Your task is to output all the records below, word for word.

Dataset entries
— Begin —
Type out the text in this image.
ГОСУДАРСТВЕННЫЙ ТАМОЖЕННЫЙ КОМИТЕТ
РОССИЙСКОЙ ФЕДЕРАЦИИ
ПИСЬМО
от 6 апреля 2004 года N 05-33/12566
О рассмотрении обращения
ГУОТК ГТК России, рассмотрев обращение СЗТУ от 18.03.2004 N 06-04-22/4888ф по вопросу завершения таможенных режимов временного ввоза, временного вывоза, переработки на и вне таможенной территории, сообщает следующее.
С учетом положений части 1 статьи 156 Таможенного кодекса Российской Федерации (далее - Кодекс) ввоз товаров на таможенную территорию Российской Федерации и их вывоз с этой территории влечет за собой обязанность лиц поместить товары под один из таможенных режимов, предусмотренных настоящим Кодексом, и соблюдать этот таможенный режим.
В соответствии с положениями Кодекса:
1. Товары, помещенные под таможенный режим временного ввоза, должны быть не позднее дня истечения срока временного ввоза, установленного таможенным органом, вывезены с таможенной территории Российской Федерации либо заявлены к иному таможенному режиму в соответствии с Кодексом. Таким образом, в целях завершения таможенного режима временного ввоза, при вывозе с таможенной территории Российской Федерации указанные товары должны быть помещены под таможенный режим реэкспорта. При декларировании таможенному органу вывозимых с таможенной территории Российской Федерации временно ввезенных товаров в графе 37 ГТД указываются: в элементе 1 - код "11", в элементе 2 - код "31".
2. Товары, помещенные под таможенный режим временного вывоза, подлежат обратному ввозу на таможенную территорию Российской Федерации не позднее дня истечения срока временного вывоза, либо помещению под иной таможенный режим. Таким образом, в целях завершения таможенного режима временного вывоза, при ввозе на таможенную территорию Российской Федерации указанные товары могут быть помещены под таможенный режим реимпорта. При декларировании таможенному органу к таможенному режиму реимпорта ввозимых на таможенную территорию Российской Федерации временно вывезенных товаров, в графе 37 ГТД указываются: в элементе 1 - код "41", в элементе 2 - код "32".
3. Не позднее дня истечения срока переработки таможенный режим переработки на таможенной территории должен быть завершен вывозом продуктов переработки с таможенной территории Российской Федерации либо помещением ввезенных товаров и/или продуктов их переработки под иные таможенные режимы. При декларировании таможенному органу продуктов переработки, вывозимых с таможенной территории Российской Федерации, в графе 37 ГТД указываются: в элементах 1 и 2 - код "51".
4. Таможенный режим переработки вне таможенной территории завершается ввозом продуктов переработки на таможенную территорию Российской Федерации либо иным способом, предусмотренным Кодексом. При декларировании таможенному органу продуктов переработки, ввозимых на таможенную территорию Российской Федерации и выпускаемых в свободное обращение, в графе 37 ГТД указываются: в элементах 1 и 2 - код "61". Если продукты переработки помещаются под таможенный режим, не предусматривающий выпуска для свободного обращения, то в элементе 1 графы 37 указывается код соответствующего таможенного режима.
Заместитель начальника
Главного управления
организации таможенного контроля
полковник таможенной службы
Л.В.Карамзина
— End —
[EXERCISE ANSWER]
Type out the text in this image.
ГОСУДАРСТВЕННЫЙ ТАМОЖЕННЫЙ КОМИТЕТ
РОССИЙСКОЙ ФЕДЕРАЦИИ
ПИСЬМО
от 6 апреля 2004 года N 05-33/12566
О рассмотрении обращения
ГУОТК ГТК России, рассмотрев обращение СЗТУ от 18.03.2004 N 06-04-22/4888ф по вопросу завершения таможенных режимов временного ввоза, временного вывоза, переработки на и вне таможенной территории, сообщает следующее.
С учетом положений части 1 статьи 156 Таможенного кодекса Российской Федерации (далее - Кодекс) ввоз товаров на таможенную территорию Российской Федерации и их вывоз с этой территории влечет за собой обязанность лиц поместить товары под один из таможенных режимов, предусмотренных настоящим Кодексом, и соблюдать этот таможенный режим.
В соответствии с положениями Кодекса:
1. Товары, помещенные под таможенный режим временного ввоза, должны быть не позднее дня истечения срока временного ввоза, установленного таможенным органом, вывезены с таможенной территории Российской Федерации либо заявлены к иному таможенному режиму в соответствии с Кодексом. Таким образом, в целях завершения таможенного режима временного ввоза, при вывозе с таможенной территории Российской Федерации указанные товары должны быть помещены под таможенный режим реэкспорта. При декларировании таможенному органу вывозимых с таможенной территории Российской Федерации временно ввезенных товаров в графе 37 ГТД указываются: в элементе 1 - код "11", в элементе 2 - код "31".
2. Товары, помещенные под таможенный режим временного вывоза, подлежат обратному ввозу на таможенную территорию Российской Федерации не позднее дня истечения срока временного вывоза, либо помещению под иной таможенный режим. Таким образом, в целях завершения таможенного режима временного вывоза, при ввозе на таможенную территорию Российской Федерации указанные товары могут быть помещены под таможенный режим реимпорта. При декларировании таможенному органу к таможенному режиму реимпорта ввозимых на таможенную территорию Российской Федерации временно вывезенных товаров, в графе 37 ГТД указываются: в элементе 1 - код "41", в элементе 2 - код "32".
3. Не позднее дня истечения срока переработки таможенный режим переработки на таможенной территории должен быть завершен вывозом продуктов переработки с таможенной территории Российской Федерации либо помещением ввезенных товаров и/или продуктов их переработки под иные таможенные режимы. При декларировании таможенному органу продуктов переработки, вывозимых с таможенной территории Российской Федерации, в графе 37 ГТД указываются: в элементах 1 и 2 - код "51".
4. Таможенный режим переработки вне таможенной территории завершается ввозом продуктов переработки на таможенную территорию Российской Федерации либо иным способом, предусмотренным Кодексом. При декларировании таможенному органу продуктов переработки, ввозимых на таможенную территорию Российской Федерации и выпускаемых в свободное обращение, в графе 37 ГТД указываются: в элементах 1 и 2 - код "61". Если продукты переработки помещаются под таможенный режим, не предусматривающий выпуска для свободного обращения, то в элементе 1 графы 37 указывается код соответствующего таможенного режима.
Заместитель начальника
Главного управления
организации таможенного контроля
полковник таможенной службы
Л.В.Карамзина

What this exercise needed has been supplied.